Data shown ->
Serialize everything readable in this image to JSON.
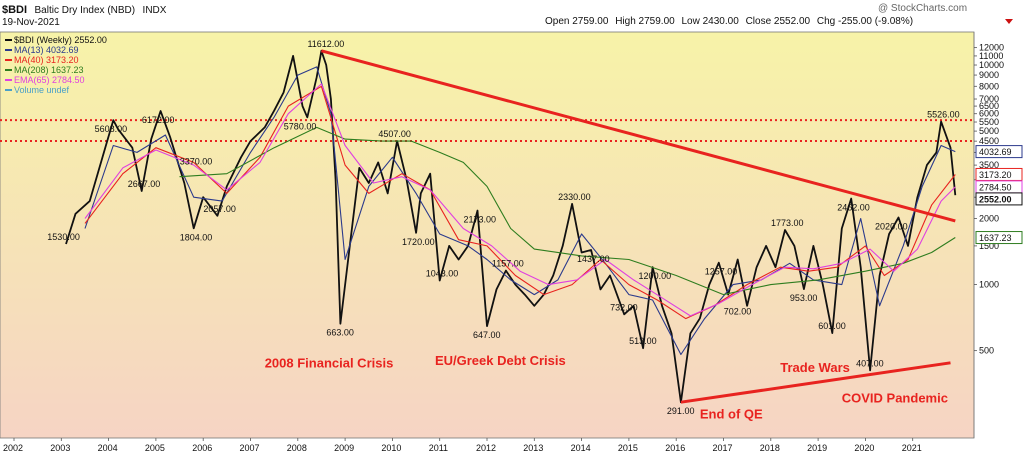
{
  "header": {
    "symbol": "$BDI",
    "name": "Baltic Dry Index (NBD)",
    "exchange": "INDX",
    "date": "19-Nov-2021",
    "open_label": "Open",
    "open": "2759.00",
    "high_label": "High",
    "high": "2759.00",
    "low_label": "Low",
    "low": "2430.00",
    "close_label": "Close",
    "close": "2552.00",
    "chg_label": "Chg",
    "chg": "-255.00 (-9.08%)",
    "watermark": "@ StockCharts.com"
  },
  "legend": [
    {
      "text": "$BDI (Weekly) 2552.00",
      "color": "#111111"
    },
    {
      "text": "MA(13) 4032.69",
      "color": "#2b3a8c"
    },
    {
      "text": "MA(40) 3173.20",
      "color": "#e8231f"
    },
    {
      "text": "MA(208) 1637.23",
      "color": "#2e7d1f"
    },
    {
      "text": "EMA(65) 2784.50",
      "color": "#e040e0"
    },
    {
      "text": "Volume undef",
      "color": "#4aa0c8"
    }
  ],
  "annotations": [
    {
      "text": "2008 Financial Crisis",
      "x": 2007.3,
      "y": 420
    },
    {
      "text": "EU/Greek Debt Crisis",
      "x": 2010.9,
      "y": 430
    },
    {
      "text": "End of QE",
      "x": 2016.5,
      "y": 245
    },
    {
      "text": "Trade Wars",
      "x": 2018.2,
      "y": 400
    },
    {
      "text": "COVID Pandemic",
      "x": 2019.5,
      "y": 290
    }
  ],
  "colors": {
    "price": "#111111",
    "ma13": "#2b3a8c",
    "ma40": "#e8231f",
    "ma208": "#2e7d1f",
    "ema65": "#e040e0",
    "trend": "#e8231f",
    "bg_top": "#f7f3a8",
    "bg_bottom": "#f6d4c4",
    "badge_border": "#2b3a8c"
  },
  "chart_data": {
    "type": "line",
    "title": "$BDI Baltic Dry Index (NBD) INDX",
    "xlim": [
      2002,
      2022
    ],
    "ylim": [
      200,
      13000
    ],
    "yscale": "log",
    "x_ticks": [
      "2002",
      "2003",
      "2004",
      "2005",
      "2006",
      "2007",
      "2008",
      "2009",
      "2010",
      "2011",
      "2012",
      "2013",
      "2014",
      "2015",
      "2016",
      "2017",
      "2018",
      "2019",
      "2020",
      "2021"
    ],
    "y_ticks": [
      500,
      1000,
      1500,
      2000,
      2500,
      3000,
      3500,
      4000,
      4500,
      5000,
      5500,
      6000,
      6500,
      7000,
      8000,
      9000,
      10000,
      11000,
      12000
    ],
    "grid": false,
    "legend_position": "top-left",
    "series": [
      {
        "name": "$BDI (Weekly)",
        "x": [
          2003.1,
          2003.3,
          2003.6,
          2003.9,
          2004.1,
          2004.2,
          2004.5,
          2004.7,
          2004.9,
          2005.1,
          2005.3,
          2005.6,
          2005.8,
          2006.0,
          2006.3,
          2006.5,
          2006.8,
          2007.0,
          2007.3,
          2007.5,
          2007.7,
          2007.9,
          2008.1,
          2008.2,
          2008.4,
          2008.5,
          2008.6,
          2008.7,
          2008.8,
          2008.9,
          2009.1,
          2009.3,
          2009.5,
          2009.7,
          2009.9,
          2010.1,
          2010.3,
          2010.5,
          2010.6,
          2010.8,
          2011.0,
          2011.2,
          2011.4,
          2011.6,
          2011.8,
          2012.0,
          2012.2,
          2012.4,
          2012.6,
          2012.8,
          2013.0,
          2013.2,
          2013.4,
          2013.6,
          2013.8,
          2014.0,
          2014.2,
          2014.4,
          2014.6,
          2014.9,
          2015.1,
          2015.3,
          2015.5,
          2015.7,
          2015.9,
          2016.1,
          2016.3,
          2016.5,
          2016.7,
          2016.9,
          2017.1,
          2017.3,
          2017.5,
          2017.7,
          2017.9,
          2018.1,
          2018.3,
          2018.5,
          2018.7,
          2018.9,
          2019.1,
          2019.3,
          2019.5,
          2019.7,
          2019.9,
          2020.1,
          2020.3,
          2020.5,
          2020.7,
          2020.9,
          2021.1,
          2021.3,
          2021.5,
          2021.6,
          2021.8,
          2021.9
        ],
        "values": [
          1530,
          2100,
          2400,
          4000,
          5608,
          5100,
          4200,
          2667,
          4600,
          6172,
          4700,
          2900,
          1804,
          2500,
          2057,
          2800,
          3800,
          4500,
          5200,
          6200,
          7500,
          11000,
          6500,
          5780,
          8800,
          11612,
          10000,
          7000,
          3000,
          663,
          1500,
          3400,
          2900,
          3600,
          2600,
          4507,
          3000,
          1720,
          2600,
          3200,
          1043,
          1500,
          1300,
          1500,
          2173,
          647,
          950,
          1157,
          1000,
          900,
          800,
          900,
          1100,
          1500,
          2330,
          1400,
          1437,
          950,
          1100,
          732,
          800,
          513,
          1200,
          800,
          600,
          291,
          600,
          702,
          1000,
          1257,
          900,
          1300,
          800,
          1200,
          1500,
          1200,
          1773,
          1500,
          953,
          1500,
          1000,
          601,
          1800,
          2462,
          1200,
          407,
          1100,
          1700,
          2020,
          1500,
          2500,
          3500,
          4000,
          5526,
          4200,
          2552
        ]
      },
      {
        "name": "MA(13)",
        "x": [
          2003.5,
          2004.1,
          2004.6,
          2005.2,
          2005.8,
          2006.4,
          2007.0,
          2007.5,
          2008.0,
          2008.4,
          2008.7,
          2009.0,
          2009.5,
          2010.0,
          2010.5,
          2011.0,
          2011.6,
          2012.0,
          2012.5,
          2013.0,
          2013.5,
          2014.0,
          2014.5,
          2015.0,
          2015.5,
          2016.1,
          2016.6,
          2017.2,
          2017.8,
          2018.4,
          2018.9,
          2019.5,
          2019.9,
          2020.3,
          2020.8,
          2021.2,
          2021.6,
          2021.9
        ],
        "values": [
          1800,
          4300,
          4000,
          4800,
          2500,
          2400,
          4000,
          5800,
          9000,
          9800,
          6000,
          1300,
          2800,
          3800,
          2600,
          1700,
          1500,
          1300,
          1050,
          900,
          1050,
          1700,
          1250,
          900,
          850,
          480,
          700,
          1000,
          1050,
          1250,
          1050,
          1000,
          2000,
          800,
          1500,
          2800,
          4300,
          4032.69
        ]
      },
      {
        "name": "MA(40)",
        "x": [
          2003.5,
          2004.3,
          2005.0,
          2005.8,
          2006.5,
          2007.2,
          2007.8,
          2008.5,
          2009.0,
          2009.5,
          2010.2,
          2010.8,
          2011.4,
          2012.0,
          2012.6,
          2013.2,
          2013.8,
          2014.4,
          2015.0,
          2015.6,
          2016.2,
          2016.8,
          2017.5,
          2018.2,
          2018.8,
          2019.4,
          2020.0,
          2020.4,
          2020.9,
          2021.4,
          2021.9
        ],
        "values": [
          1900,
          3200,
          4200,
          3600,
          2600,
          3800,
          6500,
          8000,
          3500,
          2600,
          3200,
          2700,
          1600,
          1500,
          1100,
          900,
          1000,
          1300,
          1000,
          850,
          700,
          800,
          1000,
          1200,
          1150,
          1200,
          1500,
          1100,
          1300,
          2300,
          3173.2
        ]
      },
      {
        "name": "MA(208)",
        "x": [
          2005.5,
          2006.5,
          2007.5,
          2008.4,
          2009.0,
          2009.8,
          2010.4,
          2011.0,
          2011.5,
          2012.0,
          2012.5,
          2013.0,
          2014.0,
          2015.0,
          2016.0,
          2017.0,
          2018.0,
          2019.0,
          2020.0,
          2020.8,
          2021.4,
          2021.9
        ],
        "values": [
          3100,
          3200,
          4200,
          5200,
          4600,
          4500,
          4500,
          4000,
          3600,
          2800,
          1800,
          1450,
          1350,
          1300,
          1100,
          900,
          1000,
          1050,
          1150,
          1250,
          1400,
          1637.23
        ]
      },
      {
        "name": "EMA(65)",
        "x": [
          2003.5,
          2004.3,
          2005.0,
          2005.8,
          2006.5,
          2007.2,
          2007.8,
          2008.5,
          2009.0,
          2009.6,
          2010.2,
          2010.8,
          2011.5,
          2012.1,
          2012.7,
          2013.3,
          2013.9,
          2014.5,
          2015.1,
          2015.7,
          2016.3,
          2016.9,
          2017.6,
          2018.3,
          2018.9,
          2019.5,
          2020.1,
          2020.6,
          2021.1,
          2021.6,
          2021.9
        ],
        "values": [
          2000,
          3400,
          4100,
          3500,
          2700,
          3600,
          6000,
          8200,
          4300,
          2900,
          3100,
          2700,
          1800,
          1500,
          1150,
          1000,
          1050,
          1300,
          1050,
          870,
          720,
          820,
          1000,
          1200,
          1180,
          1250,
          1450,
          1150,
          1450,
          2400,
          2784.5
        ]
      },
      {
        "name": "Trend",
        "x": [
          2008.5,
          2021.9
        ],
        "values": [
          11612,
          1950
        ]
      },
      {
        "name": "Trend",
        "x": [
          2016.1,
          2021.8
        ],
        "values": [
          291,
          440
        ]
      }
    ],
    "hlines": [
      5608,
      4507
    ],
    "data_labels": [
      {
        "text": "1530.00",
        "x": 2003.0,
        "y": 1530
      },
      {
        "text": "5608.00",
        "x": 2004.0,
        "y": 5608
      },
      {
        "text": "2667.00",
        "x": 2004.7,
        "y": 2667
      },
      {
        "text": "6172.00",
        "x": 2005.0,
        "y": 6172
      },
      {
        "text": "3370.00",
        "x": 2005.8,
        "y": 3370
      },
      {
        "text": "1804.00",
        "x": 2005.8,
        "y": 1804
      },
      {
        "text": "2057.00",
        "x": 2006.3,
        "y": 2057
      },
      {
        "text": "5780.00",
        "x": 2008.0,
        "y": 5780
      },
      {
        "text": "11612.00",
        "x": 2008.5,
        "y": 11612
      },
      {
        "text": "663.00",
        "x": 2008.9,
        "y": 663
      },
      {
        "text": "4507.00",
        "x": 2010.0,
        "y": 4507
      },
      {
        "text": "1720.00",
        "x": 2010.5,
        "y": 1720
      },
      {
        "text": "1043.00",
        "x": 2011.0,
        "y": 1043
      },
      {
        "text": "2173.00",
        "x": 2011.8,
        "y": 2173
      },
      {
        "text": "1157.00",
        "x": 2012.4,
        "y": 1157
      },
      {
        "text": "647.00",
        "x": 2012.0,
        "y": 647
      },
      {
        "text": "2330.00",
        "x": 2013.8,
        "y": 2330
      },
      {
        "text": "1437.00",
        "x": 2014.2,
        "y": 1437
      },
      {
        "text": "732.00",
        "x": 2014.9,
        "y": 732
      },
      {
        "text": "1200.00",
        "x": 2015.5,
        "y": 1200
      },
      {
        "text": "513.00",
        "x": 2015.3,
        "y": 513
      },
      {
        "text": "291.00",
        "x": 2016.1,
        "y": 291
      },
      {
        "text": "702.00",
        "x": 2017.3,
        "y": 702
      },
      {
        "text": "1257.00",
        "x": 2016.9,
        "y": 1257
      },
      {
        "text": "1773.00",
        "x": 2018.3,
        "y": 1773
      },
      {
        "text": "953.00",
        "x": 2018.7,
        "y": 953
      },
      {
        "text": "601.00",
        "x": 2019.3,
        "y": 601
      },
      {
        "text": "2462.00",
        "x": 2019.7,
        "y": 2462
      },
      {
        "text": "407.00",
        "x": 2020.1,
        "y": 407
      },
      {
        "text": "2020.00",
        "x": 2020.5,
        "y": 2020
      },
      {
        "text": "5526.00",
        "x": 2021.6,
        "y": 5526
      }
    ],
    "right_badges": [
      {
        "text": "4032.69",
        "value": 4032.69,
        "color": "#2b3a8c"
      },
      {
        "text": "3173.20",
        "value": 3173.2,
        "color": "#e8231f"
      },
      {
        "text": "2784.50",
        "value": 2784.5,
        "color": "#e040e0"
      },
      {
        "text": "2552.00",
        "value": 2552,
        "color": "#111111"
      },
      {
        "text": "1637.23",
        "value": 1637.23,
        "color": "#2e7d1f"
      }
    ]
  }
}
* * *
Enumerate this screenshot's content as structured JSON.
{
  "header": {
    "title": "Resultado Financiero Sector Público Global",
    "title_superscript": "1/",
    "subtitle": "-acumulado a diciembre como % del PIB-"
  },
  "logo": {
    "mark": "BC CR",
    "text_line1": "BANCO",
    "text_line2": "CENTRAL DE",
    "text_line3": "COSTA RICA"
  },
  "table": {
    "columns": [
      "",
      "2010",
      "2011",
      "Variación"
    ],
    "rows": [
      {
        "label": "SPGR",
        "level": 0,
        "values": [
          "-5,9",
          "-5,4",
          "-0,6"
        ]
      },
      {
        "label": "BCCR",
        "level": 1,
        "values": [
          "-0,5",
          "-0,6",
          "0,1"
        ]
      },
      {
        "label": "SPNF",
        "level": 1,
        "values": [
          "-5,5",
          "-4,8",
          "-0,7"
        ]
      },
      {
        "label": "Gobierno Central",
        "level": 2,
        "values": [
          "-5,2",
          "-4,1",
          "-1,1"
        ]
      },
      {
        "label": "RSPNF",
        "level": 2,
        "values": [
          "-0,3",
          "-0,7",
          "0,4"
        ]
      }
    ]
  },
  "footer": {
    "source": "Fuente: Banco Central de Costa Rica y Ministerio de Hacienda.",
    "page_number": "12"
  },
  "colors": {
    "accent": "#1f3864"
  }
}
* * *
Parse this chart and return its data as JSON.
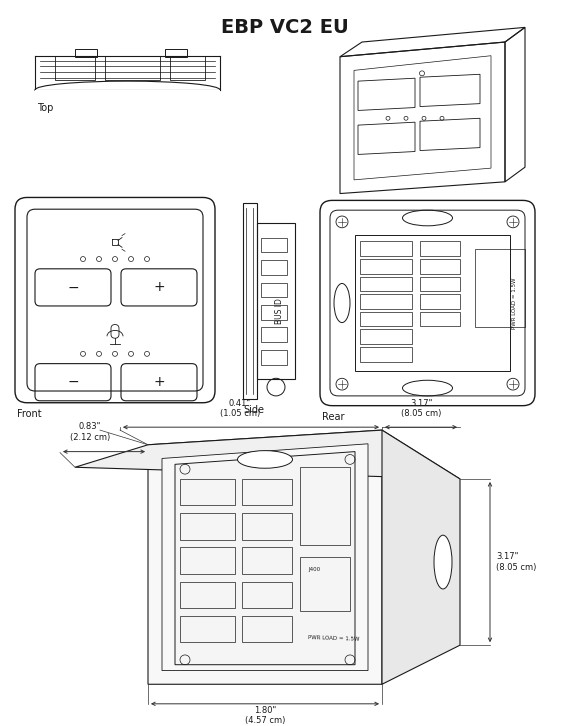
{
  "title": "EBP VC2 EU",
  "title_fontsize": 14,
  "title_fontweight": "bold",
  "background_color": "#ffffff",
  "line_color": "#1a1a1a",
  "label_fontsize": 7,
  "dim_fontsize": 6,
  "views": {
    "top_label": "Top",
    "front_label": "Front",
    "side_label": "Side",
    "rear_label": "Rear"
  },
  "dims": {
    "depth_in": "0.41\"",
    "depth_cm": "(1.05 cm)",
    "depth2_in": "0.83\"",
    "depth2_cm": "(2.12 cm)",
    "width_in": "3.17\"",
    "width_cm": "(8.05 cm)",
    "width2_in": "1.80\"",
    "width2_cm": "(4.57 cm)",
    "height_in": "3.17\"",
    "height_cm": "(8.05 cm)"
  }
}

Stated exercise -> Copy every line of the listing where the word "INDX" appears.

Written answer ->
    "exchange": "INDX",
    "title": "$BDI Baltic Dry Index (NBD) INDX",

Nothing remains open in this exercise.